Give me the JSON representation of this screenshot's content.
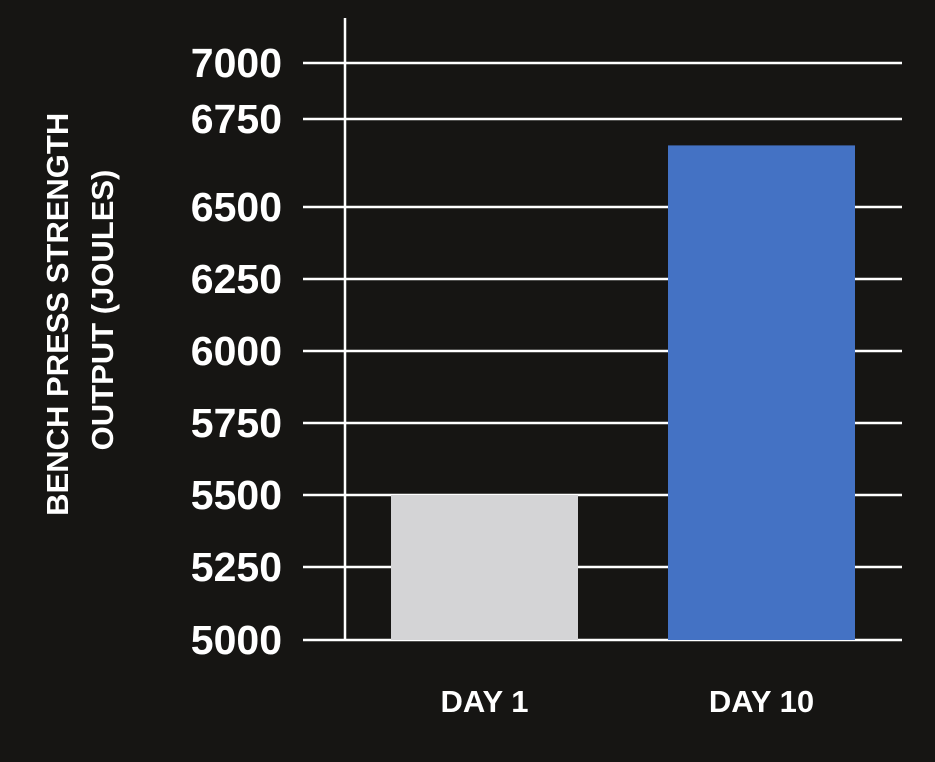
{
  "chart_data": {
    "type": "bar",
    "title": "",
    "xlabel": "",
    "ylabel_lines": [
      "BENCH PRESS STRENGTH",
      "OUTPUT (JOULES)"
    ],
    "categories": [
      "DAY 1",
      "DAY 10"
    ],
    "values": [
      5500,
      6675
    ],
    "colors": [
      "#d4d4d6",
      "#4472c4"
    ],
    "yticks": [
      5000,
      5250,
      5500,
      5750,
      6000,
      6250,
      6500,
      6750,
      7000
    ],
    "ylim": [
      5000,
      7000
    ],
    "grid": true,
    "background": "#161513"
  }
}
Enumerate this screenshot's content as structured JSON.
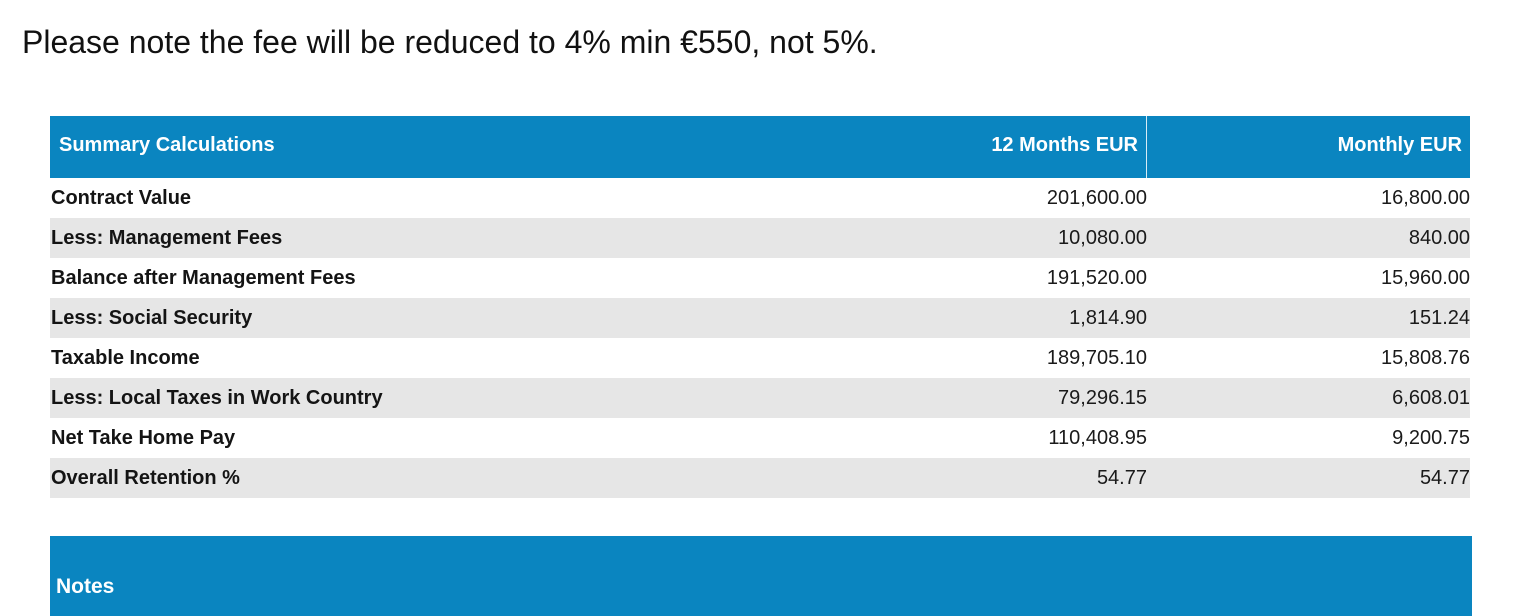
{
  "intro_text": "Please note the fee will be reduced to 4% min €550, not 5%.",
  "summary": {
    "headers": {
      "label": "Summary Calculations",
      "twelve_months": "12 Months EUR",
      "monthly": "Monthly EUR"
    },
    "rows": [
      {
        "label": "Contract Value",
        "twelve_months": "201,600.00",
        "monthly": "16,800.00"
      },
      {
        "label": "Less: Management Fees",
        "twelve_months": "10,080.00",
        "monthly": "840.00"
      },
      {
        "label": "Balance after Management Fees",
        "twelve_months": "191,520.00",
        "monthly": "15,960.00"
      },
      {
        "label": "Less: Social Security",
        "twelve_months": "1,814.90",
        "monthly": "151.24"
      },
      {
        "label": "Taxable Income",
        "twelve_months": "189,705.10",
        "monthly": "15,808.76"
      },
      {
        "label": "Less: Local Taxes in Work Country",
        "twelve_months": "79,296.15",
        "monthly": "6,608.01"
      },
      {
        "label": "Net Take Home Pay",
        "twelve_months": "110,408.95",
        "monthly": "9,200.75"
      },
      {
        "label": "Overall Retention %",
        "twelve_months": "54.77",
        "monthly": "54.77"
      }
    ]
  },
  "notes": {
    "title": "Notes"
  },
  "colors": {
    "header_blue": "#0a85c0",
    "row_stripe": "#e6e6e6"
  }
}
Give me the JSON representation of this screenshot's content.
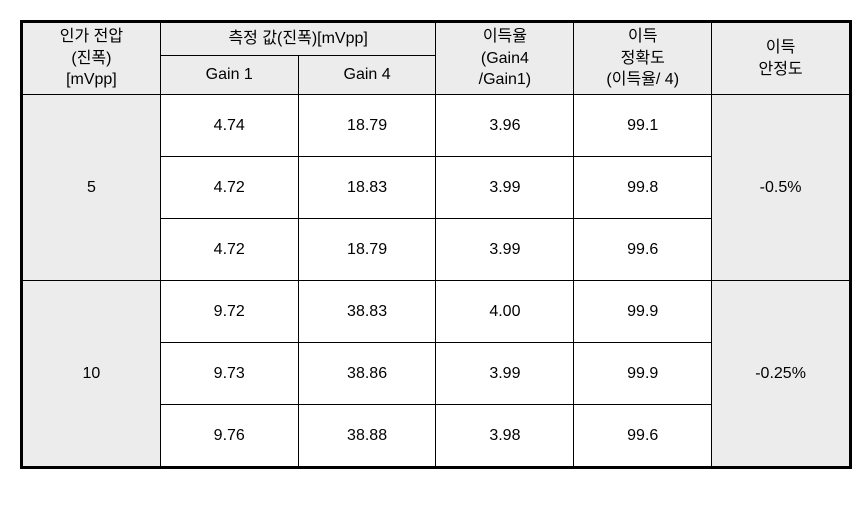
{
  "table": {
    "type": "table",
    "colors": {
      "header_bg": "#ececec",
      "border": "#000000",
      "text": "#000000",
      "body_bg": "#ffffff"
    },
    "fontsize": 16,
    "headers": {
      "voltage_l1": "인가 전압",
      "voltage_l2": "(진폭)",
      "voltage_l3": "[mVpp]",
      "measured": "측정 값(진폭)[mVpp]",
      "gain1": "Gain 1",
      "gain4": "Gain 4",
      "ratio_l1": "이득율",
      "ratio_l2": "(Gain4",
      "ratio_l3": "/Gain1)",
      "accuracy_l1": "이득",
      "accuracy_l2": "정확도",
      "accuracy_l3": "(이득율/ 4)",
      "stability_l1": "이득",
      "stability_l2": "안정도"
    },
    "groups": [
      {
        "voltage": "5",
        "stability": "-0.5%",
        "rows": [
          {
            "gain1": "4.74",
            "gain4": "18.79",
            "ratio": "3.96",
            "accuracy": "99.1"
          },
          {
            "gain1": "4.72",
            "gain4": "18.83",
            "ratio": "3.99",
            "accuracy": "99.8"
          },
          {
            "gain1": "4.72",
            "gain4": "18.79",
            "ratio": "3.99",
            "accuracy": "99.6"
          }
        ]
      },
      {
        "voltage": "10",
        "stability": "-0.25%",
        "rows": [
          {
            "gain1": "9.72",
            "gain4": "38.83",
            "ratio": "4.00",
            "accuracy": "99.9"
          },
          {
            "gain1": "9.73",
            "gain4": "38.86",
            "ratio": "3.99",
            "accuracy": "99.9"
          },
          {
            "gain1": "9.76",
            "gain4": "38.88",
            "ratio": "3.98",
            "accuracy": "99.6"
          }
        ]
      }
    ]
  }
}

WORK REQUIRED: Go through the records and gather the lines that hold "Fees".

RESULT OF THIS TASK:
        "label": "Less: Management Fees",
        "label": "Balance after Management Fees",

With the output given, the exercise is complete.